Set problem: Every line of the data must be copied exactly.

Recorded information:
········

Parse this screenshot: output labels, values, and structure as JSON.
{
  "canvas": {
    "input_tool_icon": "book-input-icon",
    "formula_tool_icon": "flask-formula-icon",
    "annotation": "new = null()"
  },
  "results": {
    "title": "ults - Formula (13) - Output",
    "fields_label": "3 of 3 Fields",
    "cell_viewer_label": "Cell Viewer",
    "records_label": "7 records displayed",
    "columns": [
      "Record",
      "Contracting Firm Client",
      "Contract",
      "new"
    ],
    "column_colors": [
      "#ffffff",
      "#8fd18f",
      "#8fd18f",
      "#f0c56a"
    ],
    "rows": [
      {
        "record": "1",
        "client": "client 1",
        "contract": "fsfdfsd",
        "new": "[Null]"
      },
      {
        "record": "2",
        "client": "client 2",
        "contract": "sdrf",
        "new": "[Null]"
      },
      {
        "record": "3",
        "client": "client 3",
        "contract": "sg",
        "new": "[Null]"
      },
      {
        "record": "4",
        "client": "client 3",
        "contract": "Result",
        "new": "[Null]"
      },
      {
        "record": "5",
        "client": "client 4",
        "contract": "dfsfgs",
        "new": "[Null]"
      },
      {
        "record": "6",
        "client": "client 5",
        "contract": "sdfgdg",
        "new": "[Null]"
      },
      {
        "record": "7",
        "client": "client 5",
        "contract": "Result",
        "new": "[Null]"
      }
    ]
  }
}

········

Solution to the exercise:
Parse this screenshot: output labels, values, and structure as JSON.
{
  "canvas": {
    "input_tool_icon": "book-input-icon",
    "formula_tool_icon": "flask-formula-icon",
    "annotation": "new = null()"
  },
  "results": {
    "title": "ults - Formula (13) - Output",
    "fields_label": "3 of 3 Fields",
    "cell_viewer_label": "Cell Viewer",
    "records_label": "7 records displayed",
    "columns": [
      "Record",
      "Contracting Firm Client",
      "Contract",
      "new"
    ],
    "column_colors": [
      "#ffffff",
      "#8fd18f",
      "#8fd18f",
      "#f0c56a"
    ],
    "rows": [
      {
        "record": "1",
        "client": "client 1",
        "contract": "fsfdfsd",
        "new": "[Null]"
      },
      {
        "record": "2",
        "client": "client 2",
        "contract": "sdrf",
        "new": "[Null]"
      },
      {
        "record": "3",
        "client": "client 3",
        "contract": "sg",
        "new": "[Null]"
      },
      {
        "record": "4",
        "client": "client 3",
        "contract": "Result",
        "new": "[Null]"
      },
      {
        "record": "5",
        "client": "client 4",
        "contract": "dfsfgs",
        "new": "[Null]"
      },
      {
        "record": "6",
        "client": "client 5",
        "contract": "sdfgdg",
        "new": "[Null]"
      },
      {
        "record": "7",
        "client": "client 5",
        "contract": "Result",
        "new": "[Null]"
      }
    ]
  }
}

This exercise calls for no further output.